◆ EXTRACTED TEXT:
-=-=-

And what a piece of theatre this is, at the end of one of the most torrid years in our modern history. Ripcord, by David Lindsay-Abaire, is a pastiche of theatre and comedy styles, focussed on the antagonistic relationship between two women sharing one room in a nursing home.

Abby (Nancye Hayes) is the uptight, particular, and sometimes mean-spirited roommate whose emotional state is rankled by the effervescent, bright-as-a-daisy optimism of Marilyn (Carmel Johnson). Abby has the bed by the window overlooking the park and has come to enjoy the solitude of having the room to herself. Marilyn’s larger-than-life, saccharin-sweet demeanour instantly puts Abby on edge and after a time the two agree to a bet. If Abby can make Marilyn angry (something she seems to be immune from), then Marilyn will leave the room. If Marilyn can make Abby feel fear (something she seems to be immune from), then they will swap beds so that Marilyn has “the view”.

Hijinks follow, involving the nurse/aid Scotty (Chris Asimos) and Marilyn’s adult children, Colleen (Jennifer Innes) and Derek (Ezra Juanta).

But this is no drawing room farce. Although there are farcical moments in this play (many, in fact), it is part comedy, part drama, and part realism, with dashes of slapstick and absurdity. In many ways, this is like The Odd Couple with elderly female characters; Abby says the food is tasteless, Marilyn loves every mouthful, Marilyn thinks the company of other residents brings joy, Abby shuns such involvement.

To watch Ripcord is to freefall through a mix of styles and energy levels, one moment laughing, another moment listening in on some earnest dialogue, the whole while realising that you are moving towards an inevitable end. And Mitchell Butel’s direction has amplified the patchwork nature of the script by having Abby’s character stiffly pressed and very much the fish out of water when compared to the more crumpled, rounders characterisation of Scotty and Marilyn. Furthermore, Colleen and Derek often perform at hysterical levels, volume on 10 with no modulation, as if Butel was deliberately fuelling them up to contrast the deathly quiet, still as a morgue seen when Abby’s son, Benjamin (Nathan Page) appears. This scene, again, feels like it has been grafted from a different play, such is the deft gear changing employed in this production.

-=-=-

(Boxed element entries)
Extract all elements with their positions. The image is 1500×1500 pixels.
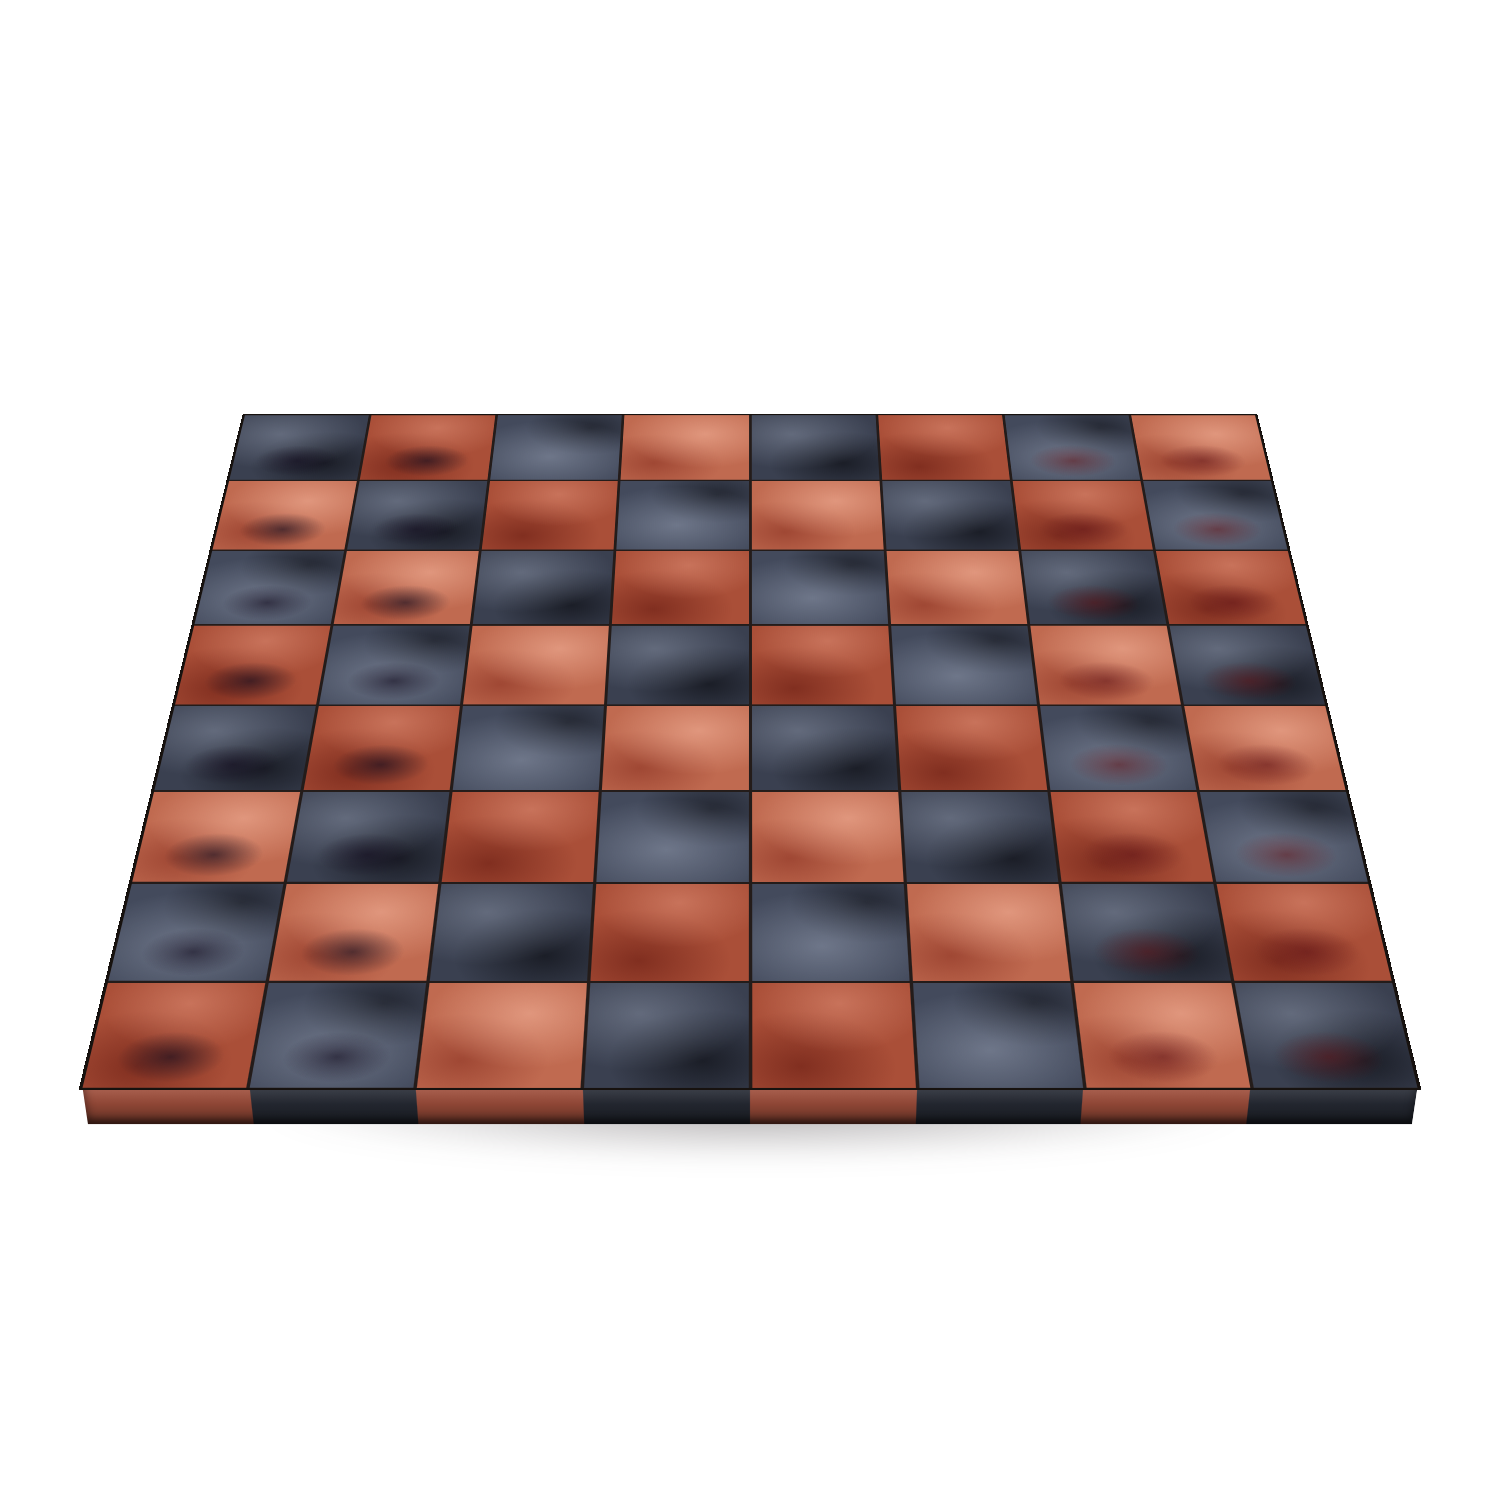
square-b5[interactable] xyxy=(591,884,749,981)
square-e6[interactable] xyxy=(463,626,609,704)
chess-set-photo: ♜♟♟♜♞♟♟♞♝♟♟♝♚♟♟♚♛♟♟♛♝♟♟♝♞♟♟♞♜♟♟♜ xyxy=(0,0,1500,1500)
square-b3[interactable] xyxy=(907,884,1070,981)
square-h4[interactable] xyxy=(751,415,879,479)
square-d5[interactable] xyxy=(602,706,748,790)
square-b4[interactable] xyxy=(752,884,910,981)
pawn-glyph: ♟ xyxy=(1089,776,1237,1056)
square-a4[interactable] xyxy=(752,983,916,1088)
square-f3[interactable] xyxy=(886,551,1027,624)
square-g4[interactable] xyxy=(751,481,883,550)
square-f4[interactable] xyxy=(751,551,887,624)
square-c4[interactable] xyxy=(752,792,904,882)
square-e4[interactable] xyxy=(751,626,892,704)
square-c6[interactable] xyxy=(442,792,599,882)
chess-board: ♜♟♟♜♞♟♟♞♝♟♟♝♚♟♟♚♛♟♟♛♝♟♟♝♞♟♟♞♜♟♟♜ xyxy=(83,415,1418,1088)
square-f6[interactable] xyxy=(473,551,614,624)
square-h3[interactable] xyxy=(878,415,1010,479)
square-a1[interactable]: ♜ xyxy=(1235,983,1418,1088)
rook-glyph: ♜ xyxy=(1225,664,1432,1056)
square-c5[interactable] xyxy=(597,792,749,882)
rook-glyph: ♜ xyxy=(68,664,275,1056)
square-e3[interactable] xyxy=(891,626,1037,704)
square-b6[interactable] xyxy=(430,884,593,981)
pawn-glyph: ♟ xyxy=(263,776,411,1056)
square-d6[interactable] xyxy=(453,706,604,790)
square-g3[interactable] xyxy=(882,481,1018,550)
square-a5[interactable] xyxy=(584,983,748,1088)
square-e5[interactable] xyxy=(607,626,748,704)
square-d4[interactable] xyxy=(752,706,898,790)
board-front-edge xyxy=(83,1088,1418,1124)
square-a8[interactable]: ♜ xyxy=(83,983,266,1088)
square-d3[interactable] xyxy=(896,706,1047,790)
square-a3[interactable] xyxy=(913,983,1083,1088)
square-a6[interactable] xyxy=(417,983,587,1088)
square-h6[interactable] xyxy=(490,415,622,479)
square-a2[interactable]: ♟ xyxy=(1074,983,1251,1088)
square-h5[interactable] xyxy=(621,415,749,479)
square-g5[interactable] xyxy=(617,481,749,550)
square-c3[interactable] xyxy=(901,792,1058,882)
square-g6[interactable] xyxy=(482,481,618,550)
square-f5[interactable] xyxy=(612,551,748,624)
square-a7[interactable]: ♟ xyxy=(250,983,427,1088)
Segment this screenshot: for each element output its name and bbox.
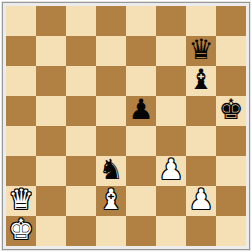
black-pawn[interactable]: ♟ bbox=[128, 96, 153, 125]
square-c5[interactable] bbox=[66, 96, 96, 126]
square-d3[interactable]: ♞ bbox=[96, 156, 126, 186]
square-d2[interactable]: ♝ bbox=[96, 186, 126, 216]
square-f1[interactable] bbox=[156, 216, 186, 246]
white-pawn[interactable]: ♟ bbox=[158, 156, 183, 185]
square-f2[interactable] bbox=[156, 186, 186, 216]
white-queen[interactable]: ♛ bbox=[8, 186, 33, 215]
square-f7[interactable] bbox=[156, 36, 186, 66]
square-g7[interactable]: ♛ bbox=[186, 36, 216, 66]
square-e1[interactable] bbox=[126, 216, 156, 246]
square-g4[interactable] bbox=[186, 126, 216, 156]
board-frame: ♛♝♟♚♞♟♛♝♟♚ bbox=[2, 2, 250, 250]
square-d1[interactable] bbox=[96, 216, 126, 246]
square-e5[interactable]: ♟ bbox=[126, 96, 156, 126]
square-h6[interactable] bbox=[216, 66, 246, 96]
square-h8[interactable] bbox=[216, 6, 246, 36]
square-a6[interactable] bbox=[6, 66, 36, 96]
black-knight[interactable]: ♞ bbox=[98, 156, 123, 185]
square-f5[interactable] bbox=[156, 96, 186, 126]
square-e8[interactable] bbox=[126, 6, 156, 36]
square-b5[interactable] bbox=[36, 96, 66, 126]
square-c3[interactable] bbox=[66, 156, 96, 186]
square-c2[interactable] bbox=[66, 186, 96, 216]
square-c6[interactable] bbox=[66, 66, 96, 96]
square-h4[interactable] bbox=[216, 126, 246, 156]
square-a4[interactable] bbox=[6, 126, 36, 156]
square-d6[interactable] bbox=[96, 66, 126, 96]
square-a5[interactable] bbox=[6, 96, 36, 126]
square-f8[interactable] bbox=[156, 6, 186, 36]
square-b1[interactable] bbox=[36, 216, 66, 246]
square-c8[interactable] bbox=[66, 6, 96, 36]
square-e2[interactable] bbox=[126, 186, 156, 216]
square-c1[interactable] bbox=[66, 216, 96, 246]
square-g2[interactable]: ♟ bbox=[186, 186, 216, 216]
square-c7[interactable] bbox=[66, 36, 96, 66]
black-queen[interactable]: ♛ bbox=[188, 36, 213, 65]
square-g8[interactable] bbox=[186, 6, 216, 36]
square-g5[interactable] bbox=[186, 96, 216, 126]
square-b8[interactable] bbox=[36, 6, 66, 36]
square-e7[interactable] bbox=[126, 36, 156, 66]
white-king[interactable]: ♚ bbox=[8, 216, 33, 245]
square-b7[interactable] bbox=[36, 36, 66, 66]
square-d8[interactable] bbox=[96, 6, 126, 36]
square-h3[interactable] bbox=[216, 156, 246, 186]
square-e3[interactable] bbox=[126, 156, 156, 186]
white-bishop[interactable]: ♝ bbox=[98, 186, 123, 215]
square-h2[interactable] bbox=[216, 186, 246, 216]
square-a2[interactable]: ♛ bbox=[6, 186, 36, 216]
square-b2[interactable] bbox=[36, 186, 66, 216]
black-king[interactable]: ♚ bbox=[218, 96, 243, 125]
square-d5[interactable] bbox=[96, 96, 126, 126]
square-g6[interactable]: ♝ bbox=[186, 66, 216, 96]
square-g3[interactable] bbox=[186, 156, 216, 186]
square-b3[interactable] bbox=[36, 156, 66, 186]
square-e6[interactable] bbox=[126, 66, 156, 96]
square-f6[interactable] bbox=[156, 66, 186, 96]
square-f3[interactable]: ♟ bbox=[156, 156, 186, 186]
white-pawn[interactable]: ♟ bbox=[188, 186, 213, 215]
square-h7[interactable] bbox=[216, 36, 246, 66]
square-f4[interactable] bbox=[156, 126, 186, 156]
black-bishop[interactable]: ♝ bbox=[188, 66, 213, 95]
square-a7[interactable] bbox=[6, 36, 36, 66]
square-h1[interactable] bbox=[216, 216, 246, 246]
square-d7[interactable] bbox=[96, 36, 126, 66]
chess-board: ♛♝♟♚♞♟♛♝♟♚ bbox=[6, 6, 246, 246]
square-h5[interactable]: ♚ bbox=[216, 96, 246, 126]
square-e4[interactable] bbox=[126, 126, 156, 156]
square-a8[interactable] bbox=[6, 6, 36, 36]
square-a1[interactable]: ♚ bbox=[6, 216, 36, 246]
square-c4[interactable] bbox=[66, 126, 96, 156]
square-d4[interactable] bbox=[96, 126, 126, 156]
chess-app-window: ♛♝♟♚♞♟♛♝♟♚ bbox=[0, 0, 252, 252]
square-a3[interactable] bbox=[6, 156, 36, 186]
square-b6[interactable] bbox=[36, 66, 66, 96]
square-g1[interactable] bbox=[186, 216, 216, 246]
square-b4[interactable] bbox=[36, 126, 66, 156]
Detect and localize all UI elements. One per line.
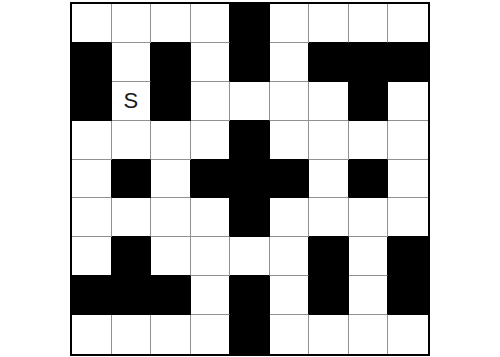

-=-=-

◆ REQUESTS:
(A) How would this sentence from the Ripcord review read in Spanish: "Abby has the bed by the window overlooking the park and has come to enjoy the solitude of having the room to herself."
(B) Can you set down the part of the Ripcord review that opens with the words containing "But this is" and closes with "shuns such involvement.", unchanged?
These records have nothing to do with the Ripcord review.

◆ FULL SOLUTIONS:
(A) Abby tiene la cama junto a la ventana que da al parque y ha llegado a disfrutar de la soledad de tener la habitación para ella sola.

(B)
But this is no drawing room farce. Although there are farcical moments in this play (many, in fact), it is part comedy, part drama, and part realism, with dashes of slapstick and absurdity. In many ways, this is like The Odd Couple with elderly female characters; Abby says the food is tasteless, Marilyn loves every mouthful, Marilyn thinks the company of other residents brings joy, Abby shuns such involvement.